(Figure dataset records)
+++

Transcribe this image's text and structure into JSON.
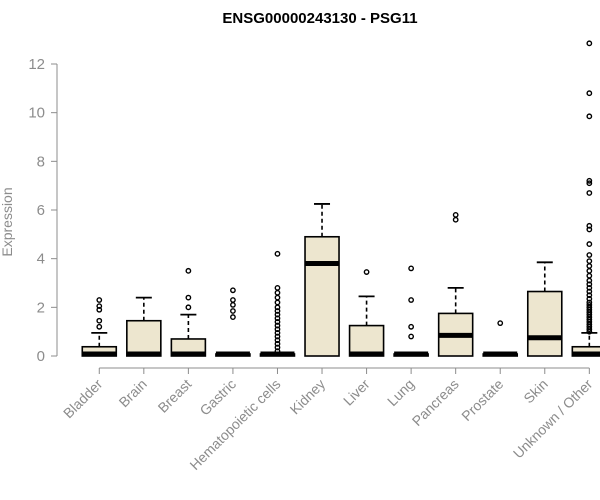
{
  "chart_data": {
    "type": "box",
    "title": "ENSG00000243130 - PSG11",
    "xlabel": "",
    "ylabel": "Expression",
    "ylim": [
      0,
      13
    ],
    "yticks": [
      0,
      2,
      4,
      6,
      8,
      10,
      12
    ],
    "grid": false,
    "box_color": "#ede6cf",
    "categories": [
      "Bladder",
      "Brain",
      "Breast",
      "Gastric",
      "Hematopoietic cells",
      "Kidney",
      "Liver",
      "Lung",
      "Pancreas",
      "Prostate",
      "Skin",
      "Unknown / Other"
    ],
    "boxes": [
      {
        "min": 0,
        "q1": 0,
        "median": 0.05,
        "q3": 0.38,
        "max": 0.95,
        "outliers": [
          1.2,
          1.45,
          1.9,
          2.05,
          2.3
        ]
      },
      {
        "min": 0,
        "q1": 0,
        "median": 0.05,
        "q3": 1.45,
        "max": 2.4,
        "outliers": []
      },
      {
        "min": 0,
        "q1": 0,
        "median": 0.05,
        "q3": 0.7,
        "max": 1.7,
        "outliers": [
          2.0,
          2.4,
          3.5
        ]
      },
      {
        "min": 0,
        "q1": 0,
        "median": 0.05,
        "q3": 0.05,
        "max": 0.05,
        "outliers": [
          1.6,
          1.85,
          2.1,
          2.3,
          2.7
        ]
      },
      {
        "min": 0,
        "q1": 0,
        "median": 0.05,
        "q3": 0.05,
        "max": 0.05,
        "outliers": [
          0.2,
          0.35,
          0.5,
          0.65,
          0.8,
          0.95,
          1.1,
          1.25,
          1.4,
          1.55,
          1.7,
          1.85,
          2.0,
          2.2,
          2.4,
          2.6,
          2.8,
          4.2
        ]
      },
      {
        "min": 0,
        "q1": 0,
        "median": 3.8,
        "q3": 4.9,
        "max": 6.25,
        "outliers": []
      },
      {
        "min": 0,
        "q1": 0,
        "median": 0.05,
        "q3": 1.25,
        "max": 2.45,
        "outliers": [
          3.45
        ]
      },
      {
        "min": 0,
        "q1": 0,
        "median": 0.05,
        "q3": 0.05,
        "max": 0.05,
        "outliers": [
          0.8,
          1.2,
          2.3,
          3.6
        ]
      },
      {
        "min": 0,
        "q1": 0,
        "median": 0.85,
        "q3": 1.75,
        "max": 2.8,
        "outliers": [
          5.6,
          5.8
        ]
      },
      {
        "min": 0,
        "q1": 0,
        "median": 0.05,
        "q3": 0.05,
        "max": 0.05,
        "outliers": [
          1.35
        ]
      },
      {
        "min": 0,
        "q1": 0,
        "median": 0.75,
        "q3": 2.65,
        "max": 3.85,
        "outliers": []
      },
      {
        "min": 0,
        "q1": 0,
        "median": 0.05,
        "q3": 0.38,
        "max": 0.95,
        "outliers": [
          1.0,
          1.1,
          1.2,
          1.3,
          1.4,
          1.5,
          1.6,
          1.7,
          1.8,
          1.9,
          2.0,
          2.1,
          2.2,
          2.35,
          2.5,
          2.65,
          2.8,
          2.95,
          3.1,
          3.3,
          3.5,
          3.7,
          3.9,
          4.15,
          4.6,
          5.2,
          5.35,
          6.7,
          7.1,
          7.2,
          9.85,
          10.8,
          12.85
        ]
      }
    ]
  }
}
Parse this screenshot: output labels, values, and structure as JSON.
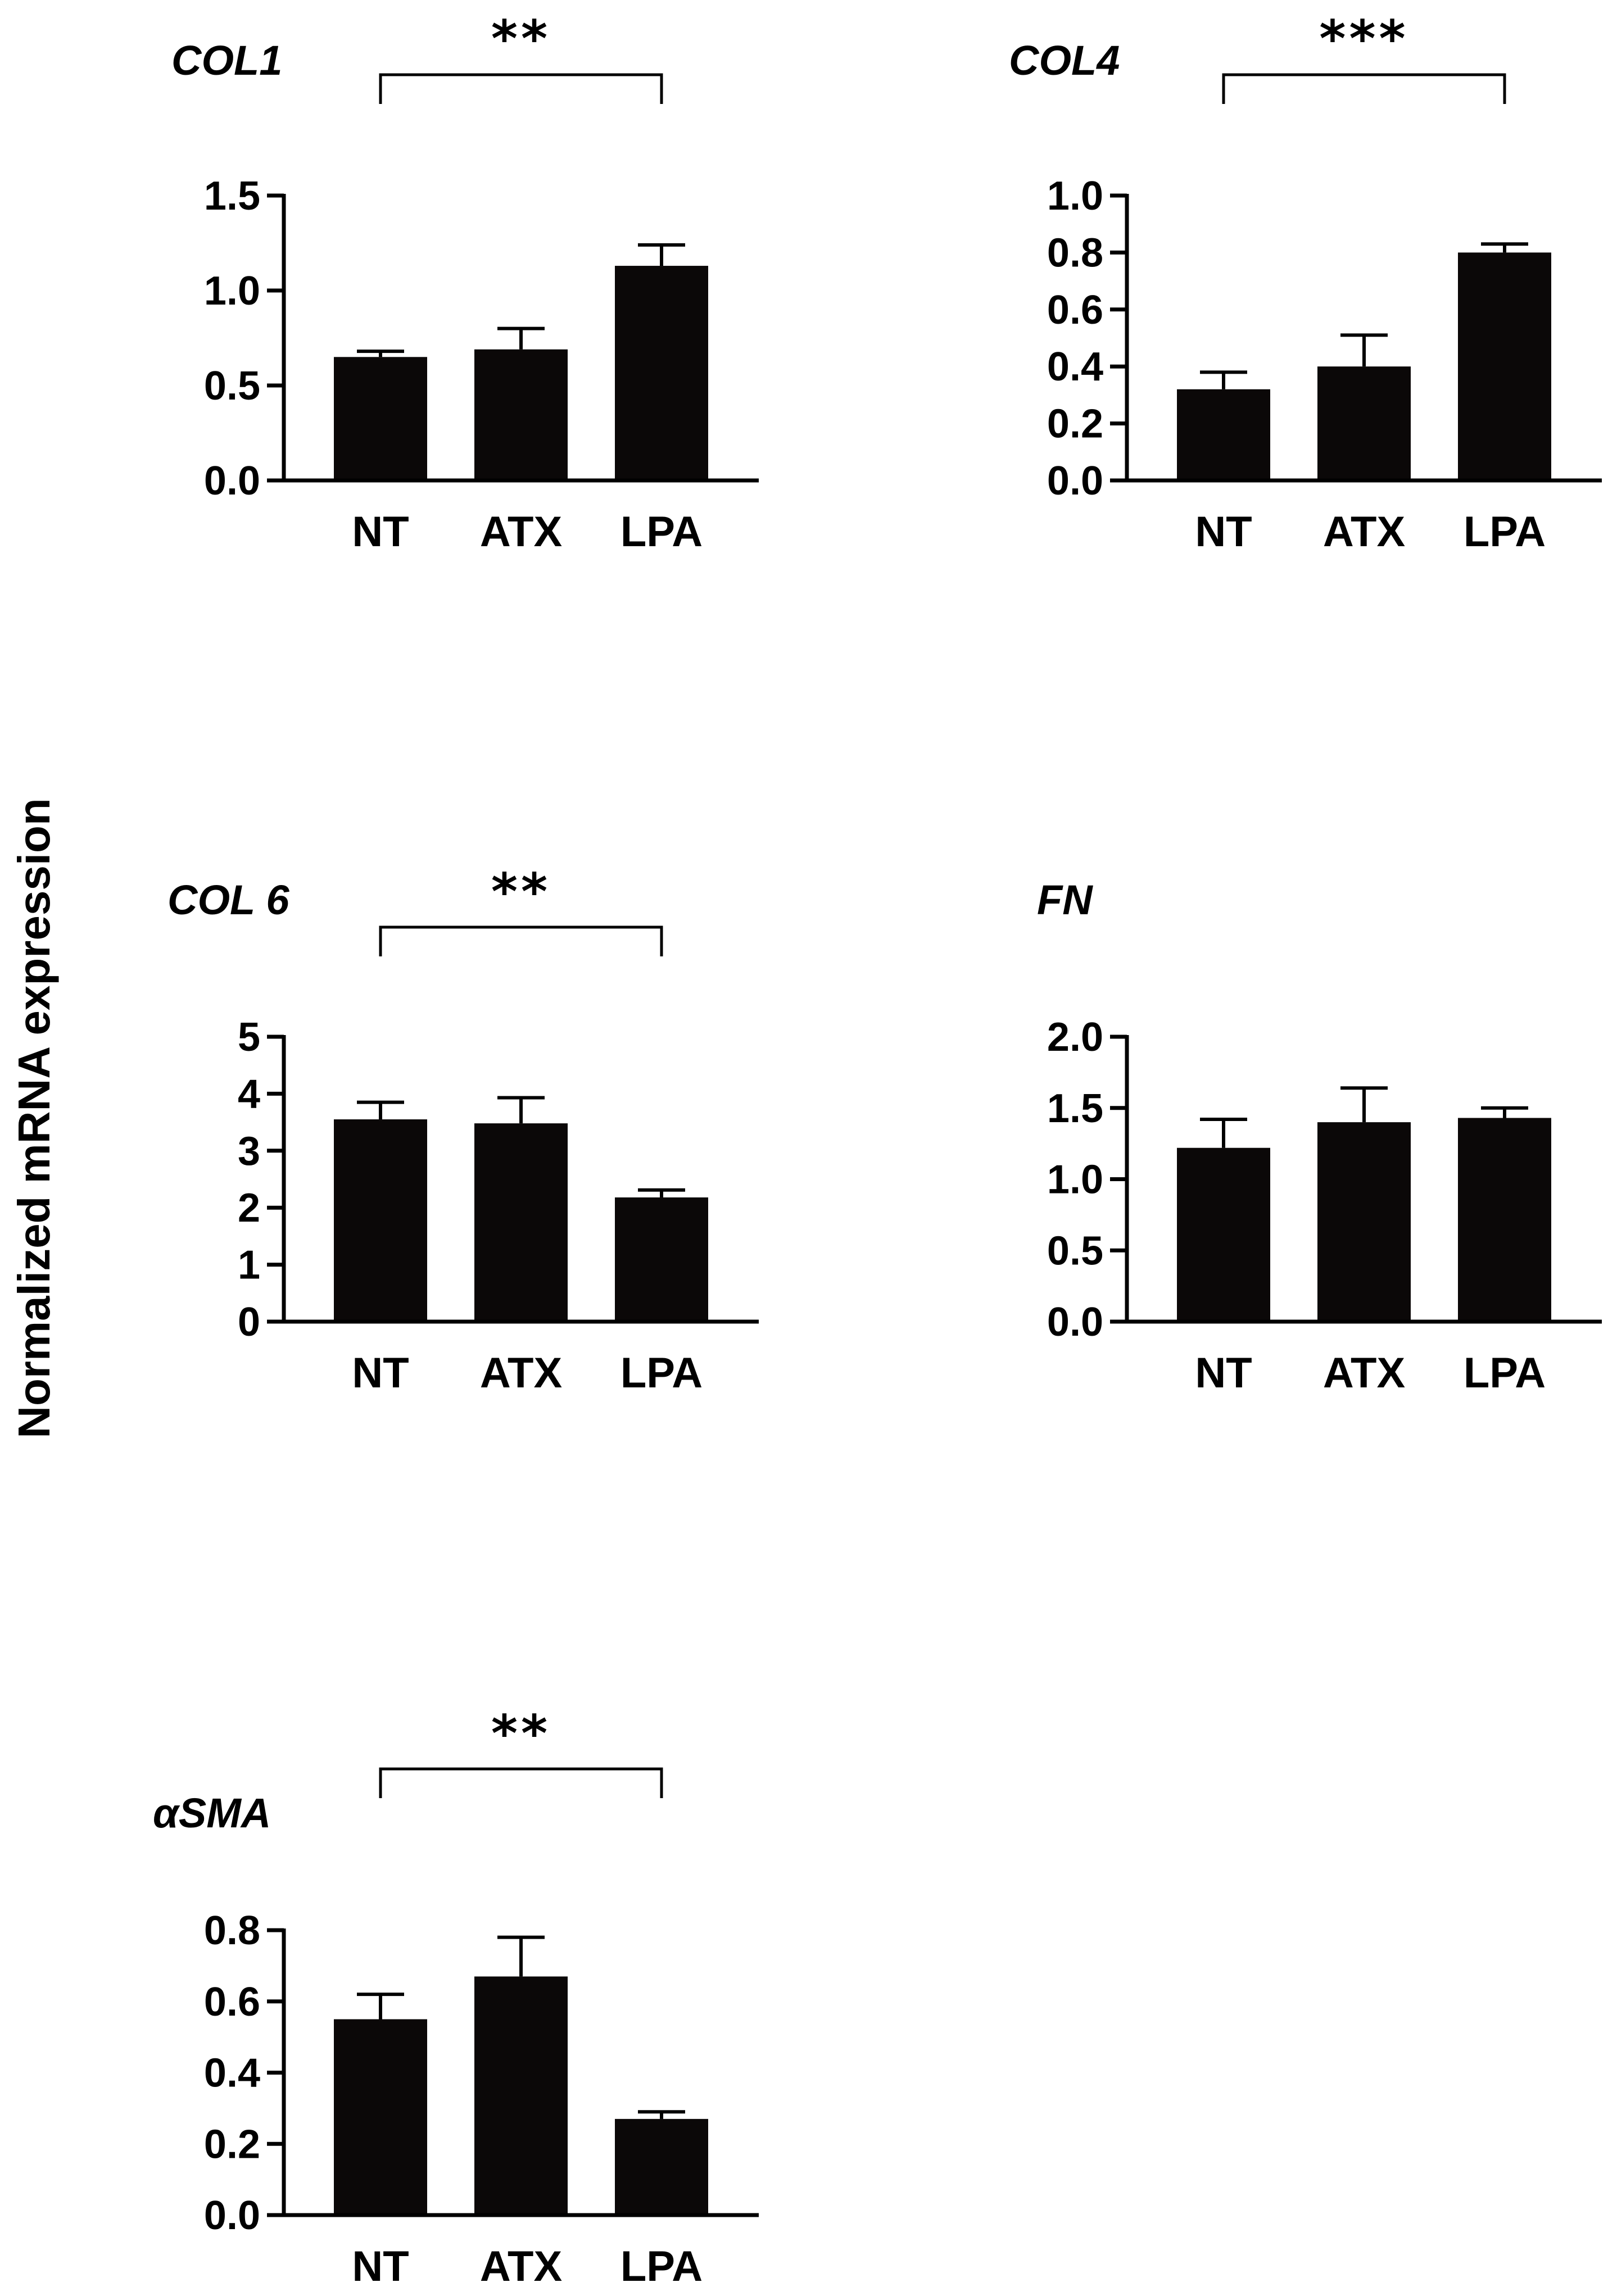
{
  "figure": {
    "ylabel": "Normalized mRNA expression"
  },
  "colors": {
    "bar": "#0b0808",
    "axis": "#000000",
    "background": "#ffffff"
  },
  "chart_data": [
    {
      "type": "bar",
      "title": "COL1",
      "categories": [
        "NT",
        "ATX",
        "LPA"
      ],
      "values": [
        0.65,
        0.69,
        1.13
      ],
      "errors": [
        0.03,
        0.11,
        0.11
      ],
      "ylim": [
        0,
        1.5
      ],
      "yticks": [
        "0.0",
        "0.5",
        "1.0",
        "1.5"
      ],
      "ytick_values": [
        0,
        0.5,
        1.0,
        1.5
      ],
      "significance": {
        "from": "NT",
        "to": "LPA",
        "label": "**"
      }
    },
    {
      "type": "bar",
      "title": "COL4",
      "categories": [
        "NT",
        "ATX",
        "LPA"
      ],
      "values": [
        0.32,
        0.4,
        0.8
      ],
      "errors": [
        0.06,
        0.11,
        0.03
      ],
      "ylim": [
        0,
        1.0
      ],
      "yticks": [
        "0.0",
        "0.2",
        "0.4",
        "0.6",
        "0.8",
        "1.0"
      ],
      "ytick_values": [
        0,
        0.2,
        0.4,
        0.6,
        0.8,
        1.0
      ],
      "significance": {
        "from": "NT",
        "to": "LPA",
        "label": "***"
      }
    },
    {
      "type": "bar",
      "title": "COL 6",
      "categories": [
        "NT",
        "ATX",
        "LPA"
      ],
      "values": [
        3.55,
        3.48,
        2.18
      ],
      "errors": [
        0.3,
        0.45,
        0.13
      ],
      "ylim": [
        0,
        5
      ],
      "yticks": [
        "0",
        "1",
        "2",
        "3",
        "4",
        "5"
      ],
      "ytick_values": [
        0,
        1,
        2,
        3,
        4,
        5
      ],
      "significance": {
        "from": "NT",
        "to": "LPA",
        "label": "**"
      }
    },
    {
      "type": "bar",
      "title": "FN",
      "categories": [
        "NT",
        "ATX",
        "LPA"
      ],
      "values": [
        1.22,
        1.4,
        1.43
      ],
      "errors": [
        0.2,
        0.24,
        0.07
      ],
      "ylim": [
        0,
        2.0
      ],
      "yticks": [
        "0.0",
        "0.5",
        "1.0",
        "1.5",
        "2.0"
      ],
      "ytick_values": [
        0,
        0.5,
        1.0,
        1.5,
        2.0
      ],
      "significance": null
    },
    {
      "type": "bar",
      "title": "αSMA",
      "categories": [
        "NT",
        "ATX",
        "LPA"
      ],
      "values": [
        0.55,
        0.67,
        0.27
      ],
      "errors": [
        0.07,
        0.11,
        0.02
      ],
      "ylim": [
        0,
        0.8
      ],
      "yticks": [
        "0.0",
        "0.2",
        "0.4",
        "0.6",
        "0.8"
      ],
      "ytick_values": [
        0,
        0.2,
        0.4,
        0.6,
        0.8
      ],
      "significance": {
        "from": "NT",
        "to": "LPA",
        "label": "**"
      }
    }
  ]
}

+++

Exercise requirements: Return every entry above exactly. Pictures stay out.

Written solution:
Transcribe this image's text and structure into JSON.
{
  "chart_data": {
    "type": "box",
    "title": "ENSG00000243130 - PSG11",
    "xlabel": "",
    "ylabel": "Expression",
    "ylim": [
      0,
      13
    ],
    "yticks": [
      0,
      2,
      4,
      6,
      8,
      10,
      12
    ],
    "grid": false,
    "box_color": "#ede6cf",
    "categories": [
      "Bladder",
      "Brain",
      "Breast",
      "Gastric",
      "Hematopoietic cells",
      "Kidney",
      "Liver",
      "Lung",
      "Pancreas",
      "Prostate",
      "Skin",
      "Unknown / Other"
    ],
    "boxes": [
      {
        "min": 0,
        "q1": 0,
        "median": 0.05,
        "q3": 0.38,
        "max": 0.95,
        "outliers": [
          1.2,
          1.45,
          1.9,
          2.05,
          2.3
        ]
      },
      {
        "min": 0,
        "q1": 0,
        "median": 0.05,
        "q3": 1.45,
        "max": 2.4,
        "outliers": []
      },
      {
        "min": 0,
        "q1": 0,
        "median": 0.05,
        "q3": 0.7,
        "max": 1.7,
        "outliers": [
          2.0,
          2.4,
          3.5
        ]
      },
      {
        "min": 0,
        "q1": 0,
        "median": 0.05,
        "q3": 0.05,
        "max": 0.05,
        "outliers": [
          1.6,
          1.85,
          2.1,
          2.3,
          2.7
        ]
      },
      {
        "min": 0,
        "q1": 0,
        "median": 0.05,
        "q3": 0.05,
        "max": 0.05,
        "outliers": [
          0.2,
          0.35,
          0.5,
          0.65,
          0.8,
          0.95,
          1.1,
          1.25,
          1.4,
          1.55,
          1.7,
          1.85,
          2.0,
          2.2,
          2.4,
          2.6,
          2.8,
          4.2
        ]
      },
      {
        "min": 0,
        "q1": 0,
        "median": 3.8,
        "q3": 4.9,
        "max": 6.25,
        "outliers": []
      },
      {
        "min": 0,
        "q1": 0,
        "median": 0.05,
        "q3": 1.25,
        "max": 2.45,
        "outliers": [
          3.45
        ]
      },
      {
        "min": 0,
        "q1": 0,
        "median": 0.05,
        "q3": 0.05,
        "max": 0.05,
        "outliers": [
          0.8,
          1.2,
          2.3,
          3.6
        ]
      },
      {
        "min": 0,
        "q1": 0,
        "median": 0.85,
        "q3": 1.75,
        "max": 2.8,
        "outliers": [
          5.6,
          5.8
        ]
      },
      {
        "min": 0,
        "q1": 0,
        "median": 0.05,
        "q3": 0.05,
        "max": 0.05,
        "outliers": [
          1.35
        ]
      },
      {
        "min": 0,
        "q1": 0,
        "median": 0.75,
        "q3": 2.65,
        "max": 3.85,
        "outliers": []
      },
      {
        "min": 0,
        "q1": 0,
        "median": 0.05,
        "q3": 0.38,
        "max": 0.95,
        "outliers": [
          1.0,
          1.1,
          1.2,
          1.3,
          1.4,
          1.5,
          1.6,
          1.7,
          1.8,
          1.9,
          2.0,
          2.1,
          2.2,
          2.35,
          2.5,
          2.65,
          2.8,
          2.95,
          3.1,
          3.3,
          3.5,
          3.7,
          3.9,
          4.15,
          4.6,
          5.2,
          5.35,
          6.7,
          7.1,
          7.2,
          9.85,
          10.8,
          12.85
        ]
      }
    ]
  }
}
Parse this screenshot: output labels, values, and structure as JSON.
{
  "figure": {
    "ylabel": "Normalized mRNA expression"
  },
  "colors": {
    "bar": "#0b0808",
    "axis": "#000000",
    "background": "#ffffff"
  },
  "chart_data": [
    {
      "type": "bar",
      "title": "COL1",
      "categories": [
        "NT",
        "ATX",
        "LPA"
      ],
      "values": [
        0.65,
        0.69,
        1.13
      ],
      "errors": [
        0.03,
        0.11,
        0.11
      ],
      "ylim": [
        0,
        1.5
      ],
      "yticks": [
        "0.0",
        "0.5",
        "1.0",
        "1.5"
      ],
      "ytick_values": [
        0,
        0.5,
        1.0,
        1.5
      ],
      "significance": {
        "from": "NT",
        "to": "LPA",
        "label": "**"
      }
    },
    {
      "type": "bar",
      "title": "COL4",
      "categories": [
        "NT",
        "ATX",
        "LPA"
      ],
      "values": [
        0.32,
        0.4,
        0.8
      ],
      "errors": [
        0.06,
        0.11,
        0.03
      ],
      "ylim": [
        0,
        1.0
      ],
      "yticks": [
        "0.0",
        "0.2",
        "0.4",
        "0.6",
        "0.8",
        "1.0"
      ],
      "ytick_values": [
        0,
        0.2,
        0.4,
        0.6,
        0.8,
        1.0
      ],
      "significance": {
        "from": "NT",
        "to": "LPA",
        "label": "***"
      }
    },
    {
      "type": "bar",
      "title": "COL 6",
      "categories": [
        "NT",
        "ATX",
        "LPA"
      ],
      "values": [
        3.55,
        3.48,
        2.18
      ],
      "errors": [
        0.3,
        0.45,
        0.13
      ],
      "ylim": [
        0,
        5
      ],
      "yticks": [
        "0",
        "1",
        "2",
        "3",
        "4",
        "5"
      ],
      "ytick_values": [
        0,
        1,
        2,
        3,
        4,
        5
      ],
      "significance": {
        "from": "NT",
        "to": "LPA",
        "label": "**"
      }
    },
    {
      "type": "bar",
      "title": "FN",
      "categories": [
        "NT",
        "ATX",
        "LPA"
      ],
      "values": [
        1.22,
        1.4,
        1.43
      ],
      "errors": [
        0.2,
        0.24,
        0.07
      ],
      "ylim": [
        0,
        2.0
      ],
      "yticks": [
        "0.0",
        "0.5",
        "1.0",
        "1.5",
        "2.0"
      ],
      "ytick_values": [
        0,
        0.5,
        1.0,
        1.5,
        2.0
      ],
      "significance": null
    },
    {
      "type": "bar",
      "title": "αSMA",
      "categories": [
        "NT",
        "ATX",
        "LPA"
      ],
      "values": [
        0.55,
        0.67,
        0.27
      ],
      "errors": [
        0.07,
        0.11,
        0.02
      ],
      "ylim": [
        0,
        0.8
      ],
      "yticks": [
        "0.0",
        "0.2",
        "0.4",
        "0.6",
        "0.8"
      ],
      "ytick_values": [
        0,
        0.2,
        0.4,
        0.6,
        0.8
      ],
      "significance": {
        "from": "NT",
        "to": "LPA",
        "label": "**"
      }
    }
  ]
}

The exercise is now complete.